• [Source records]:
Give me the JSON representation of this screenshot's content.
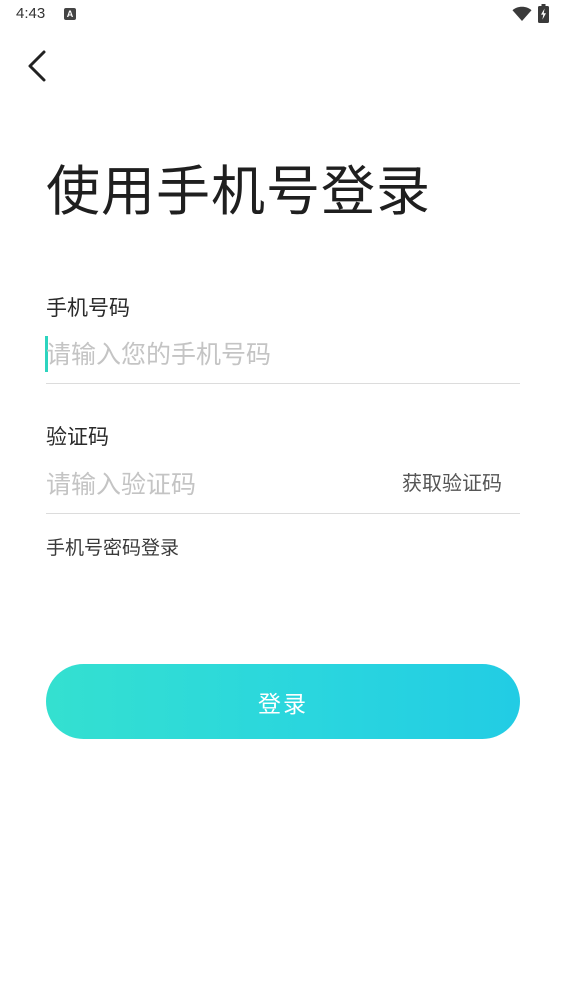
{
  "status_bar": {
    "time": "4:43",
    "notification_badge": "A",
    "icons": [
      "wifi-icon",
      "battery-charging-icon"
    ]
  },
  "header": {
    "back_icon": "chevron-left-icon"
  },
  "title": "使用手机号登录",
  "phone_field": {
    "label": "手机号码",
    "value": "",
    "placeholder": "请输入您的手机号码"
  },
  "code_field": {
    "label": "验证码",
    "value": "",
    "placeholder": "请输入验证码",
    "get_code_label": "获取验证码"
  },
  "password_login_link": "手机号密码登录",
  "login_button": {
    "label": "登录"
  },
  "colors": {
    "accent_start": "#34e0d0",
    "accent_end": "#22cce4",
    "cursor": "#2dd4bf",
    "placeholder": "#c4c4c4",
    "divider": "#dcdcdc"
  }
}
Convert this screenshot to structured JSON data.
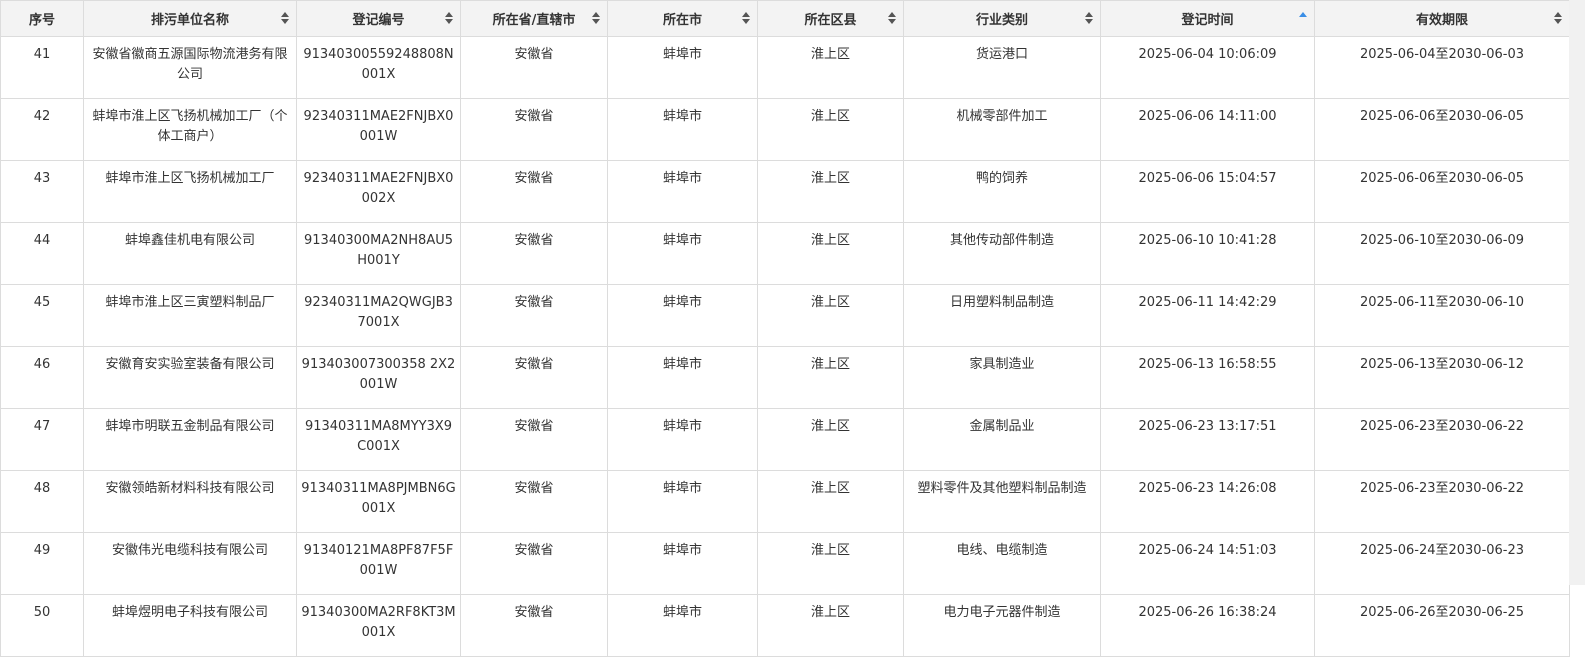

• [What is being asked]:
What is the number of lines in the listing above that contain the string "this"? Give only the number.

• [Finished exercise]:
2